## Supplied passage
Complete an accredited driver's education course approved by the youth worker at the young person's expense.
[86] Crown counsel asked that I impose a driving prohibition of ten years. Counsel on behalf of Mr. A.H. asked for a driving prohibition not exceeding three years. A preliminary issues arises as to what is the maximum period that the court can impose a driving prohibition in a youth court proceeding. Section 42(14) of the YCJA limits the duration of most youth court sentences to two years. However, some sentences are exempt from the two year maximum. Prohibition orders under s. 42(2)(j) are one of the exceptions to the two year maximum. Although s. 42(14) exempts prohibition orders from the two year maximum duration, it is silent about what the maximum length is for a prohibition order.
[87] I asked counsel for submissions on whether as a matter of statutory interpretation the applicable maximum driving prohibition for a youth would be that set out in s.259(2)(b) (ten years) or that set out in s. 259(2)(c) (three years). The maximum term of a discretionary driving prohibition under s. 259(2) is determined by the maximum sentence of imprisonment available. The issue of which maximum applies to a young person turns on whether, when considering which maximum prohibition applies, one uses the parallel maximum adult sentence for the offence of dangerous driving causing death under s. 249(4) (up to 14 years imprisonment), or the maximum custodial term for a youth for dangerous driving causing death (up to two years).
[88] Having considered this issue, I find that the maximum youth driving prohibition for the offence of dangerous driving causing death is 10 years. I reach this conclusion for the following reasons. S. 42(14) of the YCJA exempts prohibition orders from the two year maximum on most types of youth sentences, but does not specify any maximum for a youth prohibition order. S. 38(2)(a) has the effect that a youth driving prohibition cannot be longer than an adult driving prohibition for the same offence committed in similar circumstances. The maximum driving prohibition for an adult convicted of dangerous driving causing death is 10 tears, pursuant to s. 259(2)(b) of the Criminal Code. I find that the only maximum limit provided by the YCJA on the length of a youth driving prohibition is that it cannot exceed the length of the driving prohibition that could be imposed on an adult for the same offence in similar circumstances. In this case, the possible maximum length for an adult is 10 years, and so that same possible maximum applies to a youth. Further, in the decision of M.A.N., supra (affirming R. v. M.N., supra), the Ontario Court of Appeal upheld a 10 year driving prohibition as part of a youth sentence for two counts of dangerous driving causing death. Although the Court of Appeal did not engage in the statutory interpretation analysis of why a 10 year driving prohibition is available, I am bound by the Court of Appeal's conclusion that a driving prohibition of up to 10 years is available as part of a youth sentence for dangerous driving causing death.
[89] This conclusion only settles the issue of what is the maximum possible driving prohibition. The length of the driving prohibition which is appropriate in any particular case is governed by the principles that govern all youth sentences, which I have outlined at paragraphs 39-41 above.
[90] I find that a lengthy driving prohibition for Mr. A.H. is justified on the basis of protection of the public, and holding Mr. A.H. accountable by meaningful consequences for his actions. Driving is a privilege. Taking away that privilege for a significant period of time is a means of holding Mr. A.H. accountable for his actions. Taking into account all of the circumstances of this case, I will make an order prohibiting Mr. A.H. from operating a motor vehicle for a period of five years. Mr. A.H. has already been prohibited from driving by the terms of his bail for almost 21 months. Together with the five year driving prohibition I impose today, this is a total driving prohibition of almost seven years. Seven years is a significant period of time to prohibit a young person from driving. In five years, Mr. A.H. will be 24 years old. He will have had the benefit of counselling under the probation order, and the maturity that five more years will bring.
[91] I thank counsel for their assistance throughout the trial and sentencing hearing.

## Task statement
Answer these questions from the sentencing excerpt above.
1. What length of driving prohibition did Crown counsel ask for?
2. What is the maximum adult sentence of imprisonment for dangerous driving causing death under s. 249(4)?
3. For how long had Mr. A.H. already been prohibited from driving under his bail terms?

## Material supplied
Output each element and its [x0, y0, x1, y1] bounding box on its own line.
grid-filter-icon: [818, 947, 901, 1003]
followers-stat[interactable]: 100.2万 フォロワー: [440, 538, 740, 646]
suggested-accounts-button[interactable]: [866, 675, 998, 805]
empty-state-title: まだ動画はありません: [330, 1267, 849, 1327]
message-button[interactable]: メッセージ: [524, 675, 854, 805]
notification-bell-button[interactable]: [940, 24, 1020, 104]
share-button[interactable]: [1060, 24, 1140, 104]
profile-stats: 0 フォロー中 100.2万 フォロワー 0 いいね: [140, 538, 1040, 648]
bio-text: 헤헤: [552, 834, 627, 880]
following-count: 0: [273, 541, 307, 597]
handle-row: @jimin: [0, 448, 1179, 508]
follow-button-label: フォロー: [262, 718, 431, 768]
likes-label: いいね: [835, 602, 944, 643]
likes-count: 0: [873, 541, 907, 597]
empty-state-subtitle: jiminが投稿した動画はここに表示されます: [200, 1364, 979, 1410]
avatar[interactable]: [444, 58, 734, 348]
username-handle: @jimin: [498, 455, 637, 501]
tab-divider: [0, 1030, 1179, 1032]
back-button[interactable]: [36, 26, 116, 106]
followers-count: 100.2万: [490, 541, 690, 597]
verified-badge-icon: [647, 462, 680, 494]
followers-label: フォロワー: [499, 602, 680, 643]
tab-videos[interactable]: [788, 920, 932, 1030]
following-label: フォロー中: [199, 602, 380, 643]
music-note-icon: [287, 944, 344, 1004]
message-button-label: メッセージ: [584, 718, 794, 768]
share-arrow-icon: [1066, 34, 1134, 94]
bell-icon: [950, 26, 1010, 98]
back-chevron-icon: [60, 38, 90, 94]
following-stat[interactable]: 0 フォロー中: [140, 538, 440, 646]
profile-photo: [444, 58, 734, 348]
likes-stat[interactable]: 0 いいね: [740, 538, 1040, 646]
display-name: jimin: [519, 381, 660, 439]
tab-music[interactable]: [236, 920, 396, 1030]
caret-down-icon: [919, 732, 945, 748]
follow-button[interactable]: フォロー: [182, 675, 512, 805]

## Answer
1. Ten years.
2. Up to 14 years.
3. Almost 21 months.